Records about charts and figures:
--- Start ---

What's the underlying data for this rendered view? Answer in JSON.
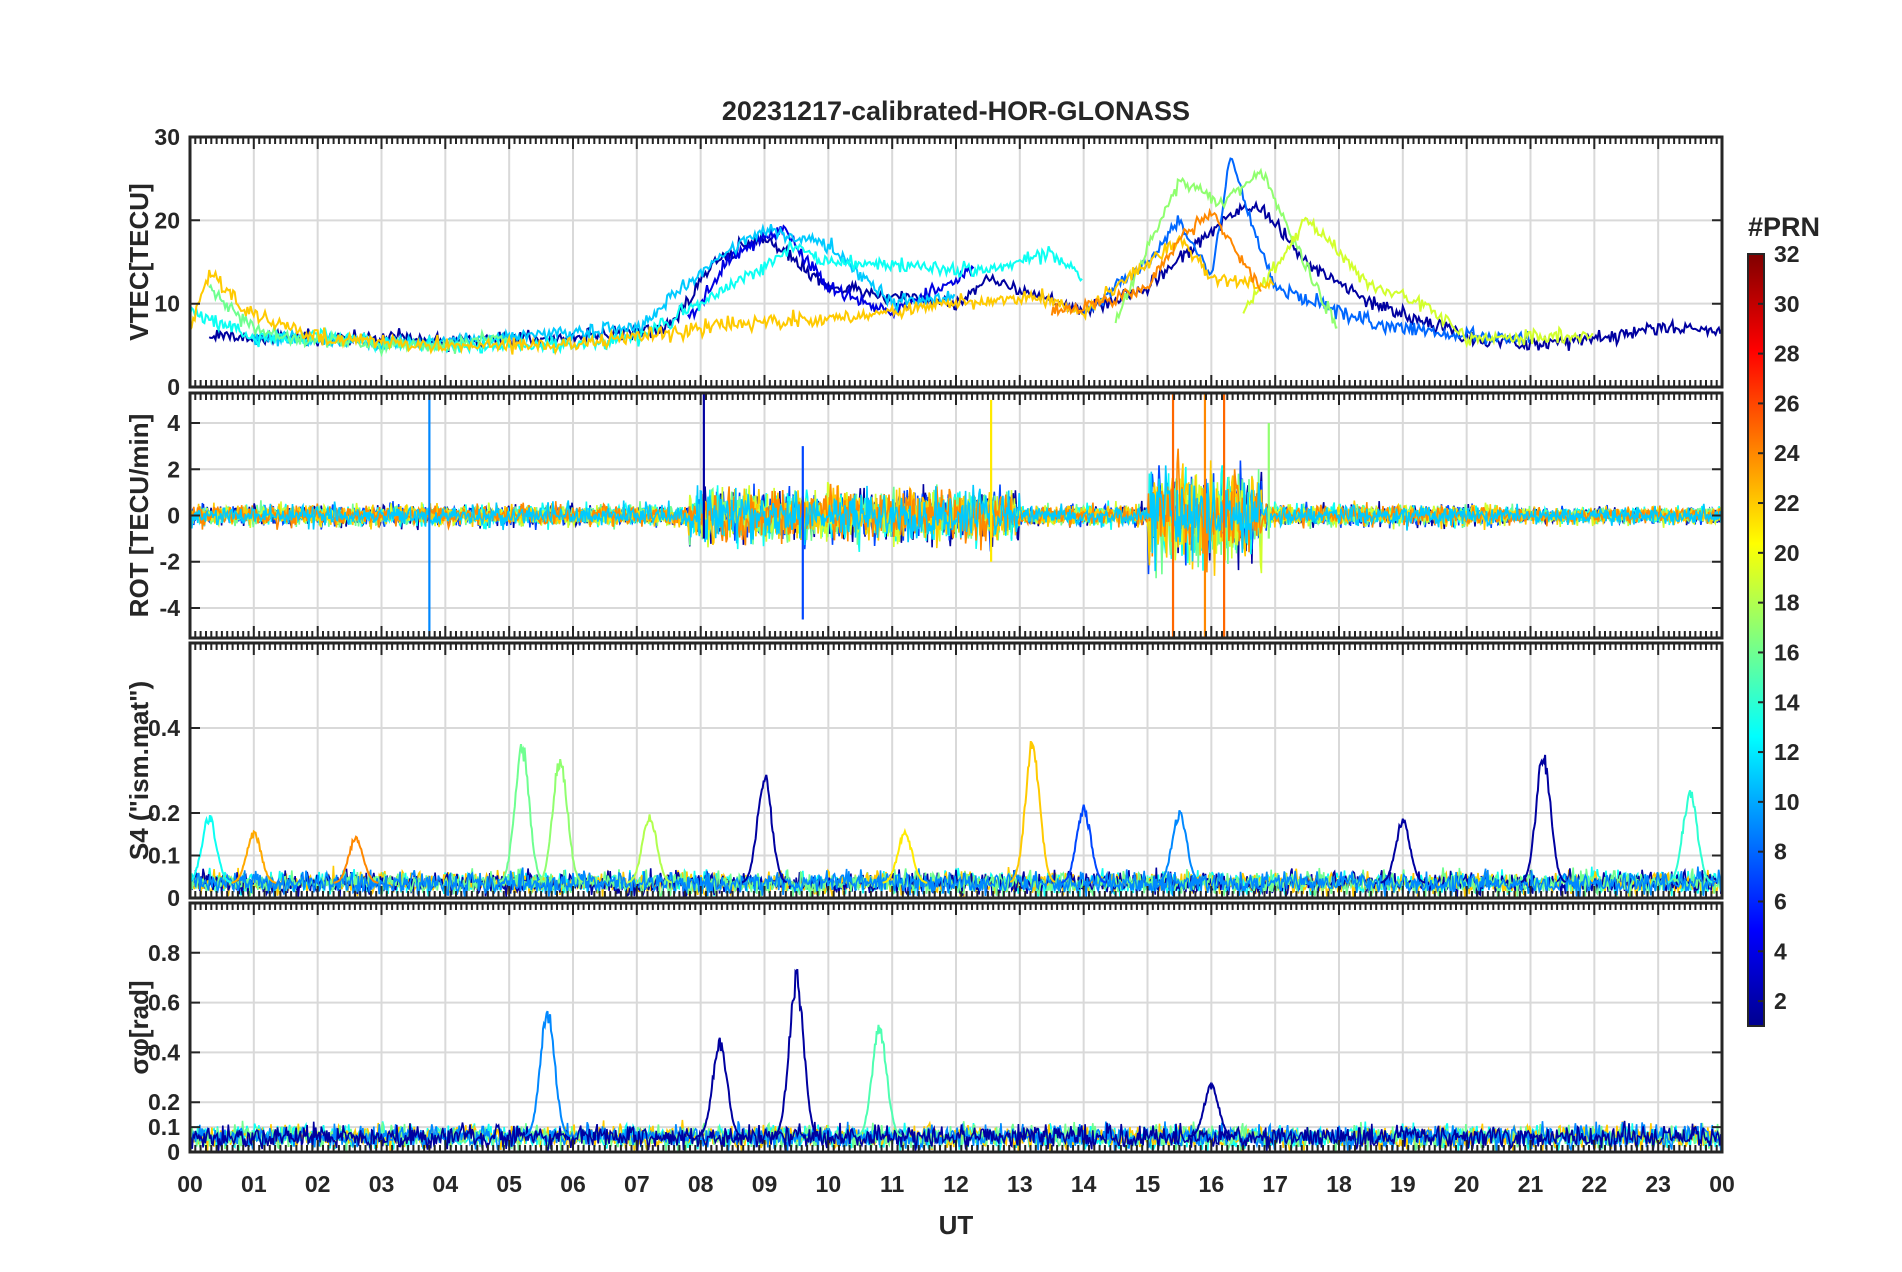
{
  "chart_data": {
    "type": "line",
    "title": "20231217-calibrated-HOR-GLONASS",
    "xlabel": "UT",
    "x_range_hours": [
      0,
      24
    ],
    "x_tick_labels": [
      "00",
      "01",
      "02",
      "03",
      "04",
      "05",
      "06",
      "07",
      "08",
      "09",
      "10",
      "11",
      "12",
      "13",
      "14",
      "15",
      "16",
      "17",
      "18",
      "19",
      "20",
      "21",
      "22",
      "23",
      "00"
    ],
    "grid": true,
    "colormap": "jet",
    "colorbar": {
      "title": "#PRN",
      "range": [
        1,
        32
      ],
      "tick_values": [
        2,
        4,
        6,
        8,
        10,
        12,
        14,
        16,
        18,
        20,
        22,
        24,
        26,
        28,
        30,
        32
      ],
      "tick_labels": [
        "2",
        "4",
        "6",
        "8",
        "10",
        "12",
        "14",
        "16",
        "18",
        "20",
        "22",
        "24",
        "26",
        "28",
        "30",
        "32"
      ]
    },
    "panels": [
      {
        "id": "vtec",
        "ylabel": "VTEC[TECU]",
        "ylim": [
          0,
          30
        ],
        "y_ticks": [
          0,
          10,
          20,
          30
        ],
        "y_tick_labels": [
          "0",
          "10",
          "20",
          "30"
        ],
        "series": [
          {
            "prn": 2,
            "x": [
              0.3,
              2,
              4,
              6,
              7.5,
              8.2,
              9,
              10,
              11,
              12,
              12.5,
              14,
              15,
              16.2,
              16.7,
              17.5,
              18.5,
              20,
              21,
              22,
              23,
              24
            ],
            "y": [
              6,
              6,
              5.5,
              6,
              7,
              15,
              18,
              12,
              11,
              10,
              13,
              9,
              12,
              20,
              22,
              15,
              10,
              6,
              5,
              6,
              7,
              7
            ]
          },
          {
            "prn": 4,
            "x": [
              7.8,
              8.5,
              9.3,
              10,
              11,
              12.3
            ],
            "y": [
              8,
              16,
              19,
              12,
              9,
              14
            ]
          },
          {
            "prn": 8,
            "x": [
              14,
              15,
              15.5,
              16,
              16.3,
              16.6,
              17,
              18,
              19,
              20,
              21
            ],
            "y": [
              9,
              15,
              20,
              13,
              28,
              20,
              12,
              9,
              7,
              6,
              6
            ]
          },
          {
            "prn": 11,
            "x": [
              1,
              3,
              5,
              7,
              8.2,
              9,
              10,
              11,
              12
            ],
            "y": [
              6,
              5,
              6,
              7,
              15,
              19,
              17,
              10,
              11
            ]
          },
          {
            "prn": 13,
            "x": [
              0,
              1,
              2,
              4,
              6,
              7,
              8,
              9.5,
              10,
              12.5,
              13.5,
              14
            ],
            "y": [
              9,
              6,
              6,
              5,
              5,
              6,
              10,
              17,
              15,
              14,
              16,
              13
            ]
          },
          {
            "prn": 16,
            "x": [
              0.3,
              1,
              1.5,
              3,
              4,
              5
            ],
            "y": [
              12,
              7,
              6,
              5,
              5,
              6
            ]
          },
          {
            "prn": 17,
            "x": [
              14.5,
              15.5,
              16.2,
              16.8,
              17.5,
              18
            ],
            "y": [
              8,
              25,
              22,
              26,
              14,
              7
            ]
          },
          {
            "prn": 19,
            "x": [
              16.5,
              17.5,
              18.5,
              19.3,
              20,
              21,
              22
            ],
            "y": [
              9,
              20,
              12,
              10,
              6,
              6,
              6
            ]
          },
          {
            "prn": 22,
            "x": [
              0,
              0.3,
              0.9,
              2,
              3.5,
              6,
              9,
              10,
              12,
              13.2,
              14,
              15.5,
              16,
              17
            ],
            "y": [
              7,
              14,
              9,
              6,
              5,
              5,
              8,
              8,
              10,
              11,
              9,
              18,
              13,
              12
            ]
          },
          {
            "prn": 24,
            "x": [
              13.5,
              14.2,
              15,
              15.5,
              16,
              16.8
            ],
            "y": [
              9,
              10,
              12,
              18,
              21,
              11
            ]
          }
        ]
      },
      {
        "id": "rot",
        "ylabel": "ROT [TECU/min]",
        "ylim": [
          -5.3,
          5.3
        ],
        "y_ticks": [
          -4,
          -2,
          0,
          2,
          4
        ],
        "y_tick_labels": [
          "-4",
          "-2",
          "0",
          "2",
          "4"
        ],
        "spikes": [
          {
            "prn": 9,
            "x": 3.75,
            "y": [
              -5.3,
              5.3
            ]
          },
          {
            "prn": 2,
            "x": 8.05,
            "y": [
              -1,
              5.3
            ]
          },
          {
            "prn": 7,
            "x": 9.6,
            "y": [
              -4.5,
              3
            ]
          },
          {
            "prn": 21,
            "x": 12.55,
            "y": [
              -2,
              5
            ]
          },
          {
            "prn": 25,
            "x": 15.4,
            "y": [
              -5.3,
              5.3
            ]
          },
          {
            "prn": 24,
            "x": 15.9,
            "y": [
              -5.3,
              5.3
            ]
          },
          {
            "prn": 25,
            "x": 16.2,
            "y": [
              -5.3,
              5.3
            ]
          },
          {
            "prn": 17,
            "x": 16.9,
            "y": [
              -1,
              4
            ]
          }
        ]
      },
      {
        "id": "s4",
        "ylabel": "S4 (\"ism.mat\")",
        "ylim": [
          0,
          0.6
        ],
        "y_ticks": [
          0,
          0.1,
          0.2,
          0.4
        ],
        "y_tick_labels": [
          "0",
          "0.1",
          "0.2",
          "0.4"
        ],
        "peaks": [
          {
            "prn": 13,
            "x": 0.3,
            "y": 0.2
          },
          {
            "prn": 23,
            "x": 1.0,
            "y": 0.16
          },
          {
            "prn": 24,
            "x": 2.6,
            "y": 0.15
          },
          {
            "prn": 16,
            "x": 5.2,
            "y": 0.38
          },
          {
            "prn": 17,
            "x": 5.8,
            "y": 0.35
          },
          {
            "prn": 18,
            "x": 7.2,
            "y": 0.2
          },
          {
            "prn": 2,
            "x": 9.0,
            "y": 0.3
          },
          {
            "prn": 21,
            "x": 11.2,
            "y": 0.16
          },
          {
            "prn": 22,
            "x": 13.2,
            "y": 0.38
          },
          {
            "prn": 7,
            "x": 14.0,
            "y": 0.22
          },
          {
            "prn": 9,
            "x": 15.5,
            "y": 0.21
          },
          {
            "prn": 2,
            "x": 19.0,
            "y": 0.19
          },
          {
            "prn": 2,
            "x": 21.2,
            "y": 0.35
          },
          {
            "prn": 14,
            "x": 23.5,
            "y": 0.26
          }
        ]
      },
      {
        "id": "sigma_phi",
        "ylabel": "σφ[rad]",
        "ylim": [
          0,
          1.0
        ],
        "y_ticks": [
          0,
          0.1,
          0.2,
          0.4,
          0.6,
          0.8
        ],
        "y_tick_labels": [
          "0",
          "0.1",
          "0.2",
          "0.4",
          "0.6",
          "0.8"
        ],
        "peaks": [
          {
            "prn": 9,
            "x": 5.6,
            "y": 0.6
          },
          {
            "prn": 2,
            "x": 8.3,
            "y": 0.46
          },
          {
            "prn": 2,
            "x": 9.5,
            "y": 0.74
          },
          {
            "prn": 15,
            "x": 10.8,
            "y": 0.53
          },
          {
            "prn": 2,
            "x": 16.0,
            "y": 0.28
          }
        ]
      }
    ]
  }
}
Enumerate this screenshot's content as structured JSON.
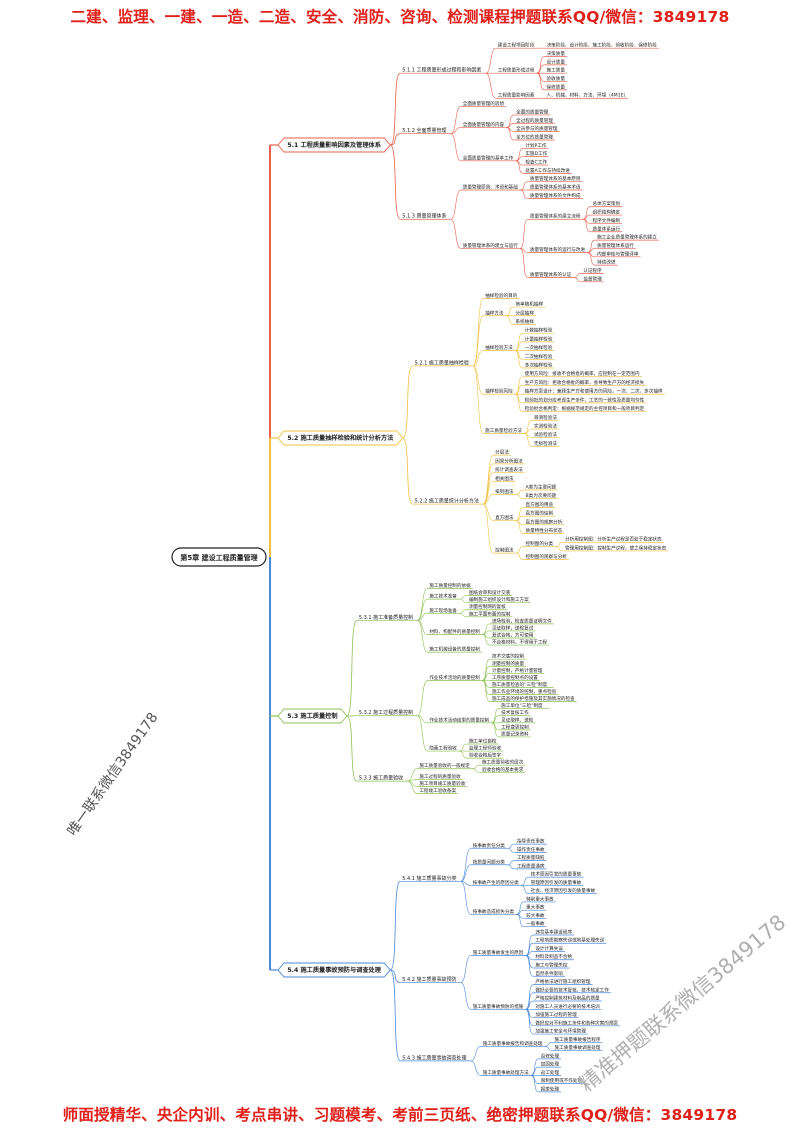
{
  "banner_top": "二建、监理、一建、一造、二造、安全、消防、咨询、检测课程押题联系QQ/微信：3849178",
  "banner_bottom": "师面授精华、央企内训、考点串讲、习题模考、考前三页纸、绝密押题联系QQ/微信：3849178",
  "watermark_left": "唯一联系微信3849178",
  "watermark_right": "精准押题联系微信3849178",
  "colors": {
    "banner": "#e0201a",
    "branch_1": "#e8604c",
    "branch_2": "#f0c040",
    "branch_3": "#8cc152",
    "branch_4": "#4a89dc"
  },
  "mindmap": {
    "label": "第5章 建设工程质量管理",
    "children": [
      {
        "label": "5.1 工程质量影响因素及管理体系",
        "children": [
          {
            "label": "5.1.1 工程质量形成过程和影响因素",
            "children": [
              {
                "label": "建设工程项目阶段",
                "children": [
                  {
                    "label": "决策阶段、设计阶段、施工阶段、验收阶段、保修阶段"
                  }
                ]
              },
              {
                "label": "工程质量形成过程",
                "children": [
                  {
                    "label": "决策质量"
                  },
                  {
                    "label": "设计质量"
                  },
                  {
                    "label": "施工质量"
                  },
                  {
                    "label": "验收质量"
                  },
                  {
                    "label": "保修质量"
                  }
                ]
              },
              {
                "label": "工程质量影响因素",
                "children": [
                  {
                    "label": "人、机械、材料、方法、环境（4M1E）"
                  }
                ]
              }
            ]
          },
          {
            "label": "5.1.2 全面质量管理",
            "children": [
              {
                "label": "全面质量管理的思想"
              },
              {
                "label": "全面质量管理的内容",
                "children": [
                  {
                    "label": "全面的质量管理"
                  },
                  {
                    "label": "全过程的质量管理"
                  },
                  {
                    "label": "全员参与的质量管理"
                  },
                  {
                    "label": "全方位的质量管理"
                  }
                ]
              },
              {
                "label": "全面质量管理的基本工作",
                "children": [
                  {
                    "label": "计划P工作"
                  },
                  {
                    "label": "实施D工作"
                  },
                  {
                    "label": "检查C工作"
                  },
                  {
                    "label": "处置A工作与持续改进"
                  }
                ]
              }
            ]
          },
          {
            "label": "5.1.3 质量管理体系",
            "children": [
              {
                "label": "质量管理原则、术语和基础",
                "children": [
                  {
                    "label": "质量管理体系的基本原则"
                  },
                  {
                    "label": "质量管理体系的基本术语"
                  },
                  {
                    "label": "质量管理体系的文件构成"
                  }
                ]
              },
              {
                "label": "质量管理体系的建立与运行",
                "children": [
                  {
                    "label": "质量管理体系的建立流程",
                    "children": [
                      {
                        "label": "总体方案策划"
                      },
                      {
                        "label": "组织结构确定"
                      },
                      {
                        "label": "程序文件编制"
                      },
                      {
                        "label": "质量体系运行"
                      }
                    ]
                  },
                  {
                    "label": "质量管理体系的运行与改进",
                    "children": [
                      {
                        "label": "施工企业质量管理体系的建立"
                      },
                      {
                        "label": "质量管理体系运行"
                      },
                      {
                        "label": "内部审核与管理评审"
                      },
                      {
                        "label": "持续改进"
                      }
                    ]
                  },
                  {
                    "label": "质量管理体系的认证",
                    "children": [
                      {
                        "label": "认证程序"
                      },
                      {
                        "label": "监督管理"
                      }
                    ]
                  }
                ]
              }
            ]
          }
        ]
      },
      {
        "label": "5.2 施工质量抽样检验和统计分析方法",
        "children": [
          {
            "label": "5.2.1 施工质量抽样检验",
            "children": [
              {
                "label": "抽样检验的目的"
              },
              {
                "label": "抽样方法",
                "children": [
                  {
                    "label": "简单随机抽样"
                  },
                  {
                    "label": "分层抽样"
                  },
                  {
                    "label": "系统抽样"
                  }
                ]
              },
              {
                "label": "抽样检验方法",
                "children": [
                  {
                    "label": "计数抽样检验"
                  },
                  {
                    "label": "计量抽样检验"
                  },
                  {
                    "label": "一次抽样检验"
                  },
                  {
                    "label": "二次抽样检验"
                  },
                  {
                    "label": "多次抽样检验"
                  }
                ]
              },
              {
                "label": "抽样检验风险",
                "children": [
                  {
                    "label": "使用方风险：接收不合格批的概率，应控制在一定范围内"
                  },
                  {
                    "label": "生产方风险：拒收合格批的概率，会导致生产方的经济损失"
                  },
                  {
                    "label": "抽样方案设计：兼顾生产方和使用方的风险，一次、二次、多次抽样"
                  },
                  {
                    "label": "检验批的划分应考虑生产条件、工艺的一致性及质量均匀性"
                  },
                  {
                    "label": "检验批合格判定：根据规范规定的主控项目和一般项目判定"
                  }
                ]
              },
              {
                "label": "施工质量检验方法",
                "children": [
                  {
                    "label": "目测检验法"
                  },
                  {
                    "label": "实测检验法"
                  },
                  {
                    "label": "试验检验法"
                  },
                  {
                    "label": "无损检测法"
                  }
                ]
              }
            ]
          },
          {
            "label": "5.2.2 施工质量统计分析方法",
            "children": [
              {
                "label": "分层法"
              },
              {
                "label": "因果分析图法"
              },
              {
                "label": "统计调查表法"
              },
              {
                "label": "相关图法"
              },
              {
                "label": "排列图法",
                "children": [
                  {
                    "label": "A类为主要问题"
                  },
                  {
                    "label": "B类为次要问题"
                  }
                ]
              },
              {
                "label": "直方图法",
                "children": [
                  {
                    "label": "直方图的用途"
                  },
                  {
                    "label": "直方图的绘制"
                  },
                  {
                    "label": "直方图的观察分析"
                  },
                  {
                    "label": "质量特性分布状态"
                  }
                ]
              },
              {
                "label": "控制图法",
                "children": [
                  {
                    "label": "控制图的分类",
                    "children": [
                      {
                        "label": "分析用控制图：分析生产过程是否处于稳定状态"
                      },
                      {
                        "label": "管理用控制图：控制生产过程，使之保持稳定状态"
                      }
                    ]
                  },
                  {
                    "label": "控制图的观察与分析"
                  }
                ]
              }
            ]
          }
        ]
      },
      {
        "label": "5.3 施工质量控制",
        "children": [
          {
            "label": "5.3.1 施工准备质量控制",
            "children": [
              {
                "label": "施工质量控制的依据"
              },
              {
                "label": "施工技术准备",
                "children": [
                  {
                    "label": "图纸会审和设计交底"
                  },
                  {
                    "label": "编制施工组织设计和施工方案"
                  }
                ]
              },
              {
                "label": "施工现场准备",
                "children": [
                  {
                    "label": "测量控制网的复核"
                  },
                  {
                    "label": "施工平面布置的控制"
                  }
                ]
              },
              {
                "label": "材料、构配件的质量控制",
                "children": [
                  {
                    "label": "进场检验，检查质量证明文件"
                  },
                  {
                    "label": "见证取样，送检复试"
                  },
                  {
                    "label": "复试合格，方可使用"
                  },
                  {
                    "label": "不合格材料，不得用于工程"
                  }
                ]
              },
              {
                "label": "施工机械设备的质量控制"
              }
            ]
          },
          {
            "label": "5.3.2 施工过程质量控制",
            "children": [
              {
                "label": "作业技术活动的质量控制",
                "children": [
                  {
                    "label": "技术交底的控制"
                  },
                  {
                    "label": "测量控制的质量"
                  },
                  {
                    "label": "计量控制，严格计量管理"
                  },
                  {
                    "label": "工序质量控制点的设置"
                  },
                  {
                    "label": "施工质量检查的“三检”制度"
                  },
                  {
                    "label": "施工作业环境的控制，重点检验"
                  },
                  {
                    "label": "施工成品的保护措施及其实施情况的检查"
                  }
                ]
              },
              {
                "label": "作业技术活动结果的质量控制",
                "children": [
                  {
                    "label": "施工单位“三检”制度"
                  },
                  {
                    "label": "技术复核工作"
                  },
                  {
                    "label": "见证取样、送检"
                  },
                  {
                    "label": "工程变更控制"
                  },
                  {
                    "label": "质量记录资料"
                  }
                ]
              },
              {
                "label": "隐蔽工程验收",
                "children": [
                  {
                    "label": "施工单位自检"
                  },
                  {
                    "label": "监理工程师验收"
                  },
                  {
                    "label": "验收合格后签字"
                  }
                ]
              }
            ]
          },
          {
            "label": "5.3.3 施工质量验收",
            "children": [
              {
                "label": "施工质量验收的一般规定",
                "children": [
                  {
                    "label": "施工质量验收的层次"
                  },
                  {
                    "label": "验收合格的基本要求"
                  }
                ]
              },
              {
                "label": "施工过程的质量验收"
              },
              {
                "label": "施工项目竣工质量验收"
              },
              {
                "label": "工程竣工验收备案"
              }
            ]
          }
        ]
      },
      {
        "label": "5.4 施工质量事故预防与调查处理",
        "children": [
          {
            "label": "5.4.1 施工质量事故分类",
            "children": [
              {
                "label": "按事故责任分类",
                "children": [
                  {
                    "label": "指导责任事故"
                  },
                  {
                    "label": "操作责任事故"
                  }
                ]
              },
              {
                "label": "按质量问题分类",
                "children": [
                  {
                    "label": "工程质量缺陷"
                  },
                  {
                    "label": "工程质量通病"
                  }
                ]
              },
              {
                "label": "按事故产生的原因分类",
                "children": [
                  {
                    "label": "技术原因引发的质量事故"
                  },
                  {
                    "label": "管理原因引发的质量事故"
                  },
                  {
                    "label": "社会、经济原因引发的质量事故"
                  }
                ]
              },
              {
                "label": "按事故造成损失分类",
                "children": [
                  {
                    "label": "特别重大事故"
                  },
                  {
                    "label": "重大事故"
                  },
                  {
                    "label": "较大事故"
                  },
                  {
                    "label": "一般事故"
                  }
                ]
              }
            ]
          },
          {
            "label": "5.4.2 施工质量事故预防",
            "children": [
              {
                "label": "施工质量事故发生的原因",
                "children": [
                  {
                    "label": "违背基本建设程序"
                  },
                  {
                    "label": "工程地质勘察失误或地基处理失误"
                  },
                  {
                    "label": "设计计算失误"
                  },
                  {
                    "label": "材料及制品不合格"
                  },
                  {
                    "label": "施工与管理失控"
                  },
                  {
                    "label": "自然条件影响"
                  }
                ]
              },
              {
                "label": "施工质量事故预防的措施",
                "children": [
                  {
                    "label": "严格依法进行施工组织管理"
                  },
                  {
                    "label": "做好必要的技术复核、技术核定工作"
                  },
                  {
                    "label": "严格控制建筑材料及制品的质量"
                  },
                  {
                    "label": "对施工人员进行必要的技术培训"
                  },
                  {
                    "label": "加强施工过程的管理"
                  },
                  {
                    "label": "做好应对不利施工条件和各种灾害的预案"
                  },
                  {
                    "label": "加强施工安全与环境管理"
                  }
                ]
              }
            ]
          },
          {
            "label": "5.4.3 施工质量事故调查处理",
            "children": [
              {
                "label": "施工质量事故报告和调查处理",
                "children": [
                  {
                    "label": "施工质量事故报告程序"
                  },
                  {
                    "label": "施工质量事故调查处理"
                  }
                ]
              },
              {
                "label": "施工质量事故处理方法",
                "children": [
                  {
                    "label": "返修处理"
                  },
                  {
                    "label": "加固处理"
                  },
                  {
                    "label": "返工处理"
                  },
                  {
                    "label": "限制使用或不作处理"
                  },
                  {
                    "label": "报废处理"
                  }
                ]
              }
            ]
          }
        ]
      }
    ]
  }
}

--- End ---

> STATED PROBLEM
From the entries, report each line that includes the word "JSON".

> WORKED ANSWER
What's the underlying data for this rendered view? Answer in JSON.
Enumerate this screenshot's content as structured JSON.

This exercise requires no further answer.